◆ **Set problem**
Within the records below, find each line that holds the string "班主任演讲稿范文", then copy it.

⟨

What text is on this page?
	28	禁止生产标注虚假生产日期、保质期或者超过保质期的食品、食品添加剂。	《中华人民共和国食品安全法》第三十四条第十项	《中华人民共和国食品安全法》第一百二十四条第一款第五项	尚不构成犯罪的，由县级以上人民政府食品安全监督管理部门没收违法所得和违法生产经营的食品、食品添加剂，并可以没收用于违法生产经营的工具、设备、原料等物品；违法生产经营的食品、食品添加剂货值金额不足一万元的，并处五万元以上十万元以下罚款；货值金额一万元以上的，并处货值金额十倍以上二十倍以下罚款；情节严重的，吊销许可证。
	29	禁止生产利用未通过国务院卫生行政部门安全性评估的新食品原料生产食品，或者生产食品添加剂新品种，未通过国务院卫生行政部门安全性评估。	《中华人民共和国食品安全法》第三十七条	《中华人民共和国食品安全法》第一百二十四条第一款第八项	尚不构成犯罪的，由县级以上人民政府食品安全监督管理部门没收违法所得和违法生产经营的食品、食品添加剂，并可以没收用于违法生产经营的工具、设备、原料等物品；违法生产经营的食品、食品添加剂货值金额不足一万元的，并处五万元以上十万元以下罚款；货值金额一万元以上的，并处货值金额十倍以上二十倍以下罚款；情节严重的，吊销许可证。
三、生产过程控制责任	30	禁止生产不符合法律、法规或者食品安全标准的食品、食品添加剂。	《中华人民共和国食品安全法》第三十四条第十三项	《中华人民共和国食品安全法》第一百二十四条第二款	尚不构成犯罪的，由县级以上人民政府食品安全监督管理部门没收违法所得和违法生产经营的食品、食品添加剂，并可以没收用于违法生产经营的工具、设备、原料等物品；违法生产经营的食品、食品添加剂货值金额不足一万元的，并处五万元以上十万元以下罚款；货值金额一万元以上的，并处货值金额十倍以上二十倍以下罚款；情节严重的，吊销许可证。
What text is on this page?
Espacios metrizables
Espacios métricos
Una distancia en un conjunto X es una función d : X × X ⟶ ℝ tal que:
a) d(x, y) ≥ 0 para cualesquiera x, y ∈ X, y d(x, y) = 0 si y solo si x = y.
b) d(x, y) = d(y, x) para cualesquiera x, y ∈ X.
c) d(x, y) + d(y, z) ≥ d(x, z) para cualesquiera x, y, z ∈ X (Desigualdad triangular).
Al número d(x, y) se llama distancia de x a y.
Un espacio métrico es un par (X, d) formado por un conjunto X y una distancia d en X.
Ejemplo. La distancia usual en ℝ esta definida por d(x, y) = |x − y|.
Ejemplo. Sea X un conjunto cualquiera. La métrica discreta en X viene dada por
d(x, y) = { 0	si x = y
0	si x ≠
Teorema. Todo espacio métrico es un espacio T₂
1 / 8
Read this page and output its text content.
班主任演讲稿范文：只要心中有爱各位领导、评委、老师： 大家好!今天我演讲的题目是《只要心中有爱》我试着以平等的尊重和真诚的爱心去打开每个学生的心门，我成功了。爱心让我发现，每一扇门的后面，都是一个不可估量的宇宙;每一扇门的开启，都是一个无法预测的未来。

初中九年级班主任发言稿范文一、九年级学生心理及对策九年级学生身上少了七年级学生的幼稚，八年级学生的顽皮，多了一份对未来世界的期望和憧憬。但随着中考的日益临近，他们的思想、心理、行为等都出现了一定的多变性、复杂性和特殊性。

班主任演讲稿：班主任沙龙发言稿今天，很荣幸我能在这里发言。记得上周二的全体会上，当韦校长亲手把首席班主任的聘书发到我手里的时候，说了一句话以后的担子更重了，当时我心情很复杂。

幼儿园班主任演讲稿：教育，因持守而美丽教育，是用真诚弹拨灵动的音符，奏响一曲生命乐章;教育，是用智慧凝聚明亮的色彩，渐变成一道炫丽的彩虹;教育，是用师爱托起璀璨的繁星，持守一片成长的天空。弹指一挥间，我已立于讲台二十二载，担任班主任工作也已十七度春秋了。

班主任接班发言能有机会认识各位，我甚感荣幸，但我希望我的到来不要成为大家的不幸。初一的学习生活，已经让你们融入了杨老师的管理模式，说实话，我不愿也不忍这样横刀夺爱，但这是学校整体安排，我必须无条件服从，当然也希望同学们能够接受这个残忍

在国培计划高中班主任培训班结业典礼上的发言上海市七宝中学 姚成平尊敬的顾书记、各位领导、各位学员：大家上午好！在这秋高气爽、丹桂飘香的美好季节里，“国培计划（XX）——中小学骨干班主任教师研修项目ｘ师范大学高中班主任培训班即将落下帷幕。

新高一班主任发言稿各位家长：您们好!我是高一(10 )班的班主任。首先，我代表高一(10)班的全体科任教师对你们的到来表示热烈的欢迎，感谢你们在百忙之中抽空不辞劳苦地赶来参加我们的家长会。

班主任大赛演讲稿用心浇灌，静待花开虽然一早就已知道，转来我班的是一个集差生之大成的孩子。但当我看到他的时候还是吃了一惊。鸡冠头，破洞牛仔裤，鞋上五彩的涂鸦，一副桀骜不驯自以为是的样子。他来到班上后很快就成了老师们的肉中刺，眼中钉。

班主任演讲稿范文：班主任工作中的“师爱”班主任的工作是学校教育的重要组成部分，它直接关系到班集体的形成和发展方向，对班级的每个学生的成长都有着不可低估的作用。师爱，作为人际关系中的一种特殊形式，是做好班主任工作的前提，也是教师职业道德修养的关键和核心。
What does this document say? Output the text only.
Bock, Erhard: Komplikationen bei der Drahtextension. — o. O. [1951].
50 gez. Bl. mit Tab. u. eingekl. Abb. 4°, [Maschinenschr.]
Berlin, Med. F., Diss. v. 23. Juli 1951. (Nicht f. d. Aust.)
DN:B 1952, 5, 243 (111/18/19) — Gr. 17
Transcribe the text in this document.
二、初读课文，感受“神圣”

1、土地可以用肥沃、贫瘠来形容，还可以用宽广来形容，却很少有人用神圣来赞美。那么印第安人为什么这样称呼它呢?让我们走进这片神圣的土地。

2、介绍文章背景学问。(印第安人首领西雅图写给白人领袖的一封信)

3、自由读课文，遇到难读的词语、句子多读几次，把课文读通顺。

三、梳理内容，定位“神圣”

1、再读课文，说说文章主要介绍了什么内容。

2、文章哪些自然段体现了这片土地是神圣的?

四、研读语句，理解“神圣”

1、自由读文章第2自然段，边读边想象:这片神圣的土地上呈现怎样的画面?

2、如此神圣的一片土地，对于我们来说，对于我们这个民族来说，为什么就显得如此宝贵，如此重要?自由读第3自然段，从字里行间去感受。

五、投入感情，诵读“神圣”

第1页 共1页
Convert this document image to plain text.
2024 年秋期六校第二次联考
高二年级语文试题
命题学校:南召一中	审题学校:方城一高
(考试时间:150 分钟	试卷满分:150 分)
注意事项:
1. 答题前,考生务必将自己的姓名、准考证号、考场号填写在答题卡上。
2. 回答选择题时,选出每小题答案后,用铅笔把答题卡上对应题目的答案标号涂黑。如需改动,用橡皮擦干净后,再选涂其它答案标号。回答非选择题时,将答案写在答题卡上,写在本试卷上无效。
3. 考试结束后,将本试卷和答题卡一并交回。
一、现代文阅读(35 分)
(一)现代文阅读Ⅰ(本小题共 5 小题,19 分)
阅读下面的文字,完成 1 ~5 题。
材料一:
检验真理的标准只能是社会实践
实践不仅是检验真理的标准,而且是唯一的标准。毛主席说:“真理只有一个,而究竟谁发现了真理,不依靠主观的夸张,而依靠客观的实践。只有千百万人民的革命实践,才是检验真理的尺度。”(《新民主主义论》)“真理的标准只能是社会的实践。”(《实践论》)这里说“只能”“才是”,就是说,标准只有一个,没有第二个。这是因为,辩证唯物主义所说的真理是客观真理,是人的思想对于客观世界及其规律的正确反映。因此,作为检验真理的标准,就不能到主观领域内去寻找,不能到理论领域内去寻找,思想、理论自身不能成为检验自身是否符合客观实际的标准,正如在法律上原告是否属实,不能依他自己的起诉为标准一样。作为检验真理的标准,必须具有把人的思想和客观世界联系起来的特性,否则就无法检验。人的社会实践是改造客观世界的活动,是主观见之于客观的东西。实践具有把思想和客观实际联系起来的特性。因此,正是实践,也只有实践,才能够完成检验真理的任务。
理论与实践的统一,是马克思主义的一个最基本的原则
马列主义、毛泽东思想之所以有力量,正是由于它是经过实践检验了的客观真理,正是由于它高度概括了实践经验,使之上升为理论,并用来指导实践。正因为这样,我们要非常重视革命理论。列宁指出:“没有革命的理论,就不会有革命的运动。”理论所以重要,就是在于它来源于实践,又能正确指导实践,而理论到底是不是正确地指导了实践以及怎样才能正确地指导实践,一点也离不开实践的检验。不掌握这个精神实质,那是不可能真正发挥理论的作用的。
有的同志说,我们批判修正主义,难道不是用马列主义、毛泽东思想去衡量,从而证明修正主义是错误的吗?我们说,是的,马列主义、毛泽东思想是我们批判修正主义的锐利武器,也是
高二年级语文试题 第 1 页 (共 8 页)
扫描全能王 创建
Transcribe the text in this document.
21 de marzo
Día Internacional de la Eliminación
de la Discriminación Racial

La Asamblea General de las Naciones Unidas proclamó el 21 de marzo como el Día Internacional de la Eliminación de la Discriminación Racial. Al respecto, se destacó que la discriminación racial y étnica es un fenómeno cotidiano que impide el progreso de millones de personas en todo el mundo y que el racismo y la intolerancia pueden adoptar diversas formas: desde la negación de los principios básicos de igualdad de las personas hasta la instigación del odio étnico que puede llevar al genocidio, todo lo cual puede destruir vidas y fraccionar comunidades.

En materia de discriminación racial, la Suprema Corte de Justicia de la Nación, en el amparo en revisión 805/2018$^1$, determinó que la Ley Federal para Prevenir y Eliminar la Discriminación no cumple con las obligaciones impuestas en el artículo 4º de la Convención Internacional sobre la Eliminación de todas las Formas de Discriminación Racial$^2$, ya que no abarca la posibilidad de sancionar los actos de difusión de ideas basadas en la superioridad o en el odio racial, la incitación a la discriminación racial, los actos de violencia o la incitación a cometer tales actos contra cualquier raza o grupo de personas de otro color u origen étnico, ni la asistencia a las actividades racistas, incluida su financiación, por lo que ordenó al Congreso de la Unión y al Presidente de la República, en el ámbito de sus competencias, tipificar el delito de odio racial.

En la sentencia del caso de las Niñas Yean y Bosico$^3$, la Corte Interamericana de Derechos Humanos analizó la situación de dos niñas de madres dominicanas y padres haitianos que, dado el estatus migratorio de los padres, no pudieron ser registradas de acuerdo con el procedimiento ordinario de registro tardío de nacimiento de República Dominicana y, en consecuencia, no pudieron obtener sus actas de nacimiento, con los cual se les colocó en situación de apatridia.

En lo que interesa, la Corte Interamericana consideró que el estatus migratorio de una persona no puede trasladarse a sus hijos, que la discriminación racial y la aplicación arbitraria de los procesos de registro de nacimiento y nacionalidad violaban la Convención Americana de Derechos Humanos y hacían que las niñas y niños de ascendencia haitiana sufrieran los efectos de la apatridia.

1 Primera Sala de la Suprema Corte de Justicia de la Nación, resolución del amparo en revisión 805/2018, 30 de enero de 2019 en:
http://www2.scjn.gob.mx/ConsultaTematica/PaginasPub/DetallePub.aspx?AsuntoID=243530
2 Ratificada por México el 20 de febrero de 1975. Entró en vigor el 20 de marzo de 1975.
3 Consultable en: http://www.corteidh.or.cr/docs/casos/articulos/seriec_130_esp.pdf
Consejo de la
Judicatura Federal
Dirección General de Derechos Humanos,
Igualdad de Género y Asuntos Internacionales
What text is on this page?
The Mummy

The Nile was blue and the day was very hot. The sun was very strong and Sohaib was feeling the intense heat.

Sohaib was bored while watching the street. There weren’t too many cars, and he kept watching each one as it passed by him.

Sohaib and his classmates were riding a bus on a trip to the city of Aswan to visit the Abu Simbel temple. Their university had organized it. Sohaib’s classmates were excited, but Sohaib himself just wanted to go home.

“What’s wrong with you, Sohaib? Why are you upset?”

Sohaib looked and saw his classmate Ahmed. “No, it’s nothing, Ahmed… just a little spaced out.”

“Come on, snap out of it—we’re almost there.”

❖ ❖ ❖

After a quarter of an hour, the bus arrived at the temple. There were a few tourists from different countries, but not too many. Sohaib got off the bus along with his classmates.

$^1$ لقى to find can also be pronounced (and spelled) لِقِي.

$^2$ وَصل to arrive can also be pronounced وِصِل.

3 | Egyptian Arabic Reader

⟩

◆ **Worked solution**
班主任演讲稿范文：只要心中有爱各位领导、评委、老师： 大家好!今天我演讲的题目是《只要心中有爱》我试着以平等的尊重和真诚的爱心去打开每个学生的心门，我成功了。爱心让我发现，每一扇门的后面，都是一个不可估量的宇宙;每一扇门的开启，都是一个无法预测的未来。
班主任演讲稿范文：班主任工作中的“师爱”班主任的工作是学校教育的重要组成部分，它直接关系到班集体的形成和发展方向，对班级的每个学生的成长都有着不可低估的作用。师爱，作为人际关系中的一种特殊形式，是做好班主任工作的前提，也是教师职业道德修养的关键和核心。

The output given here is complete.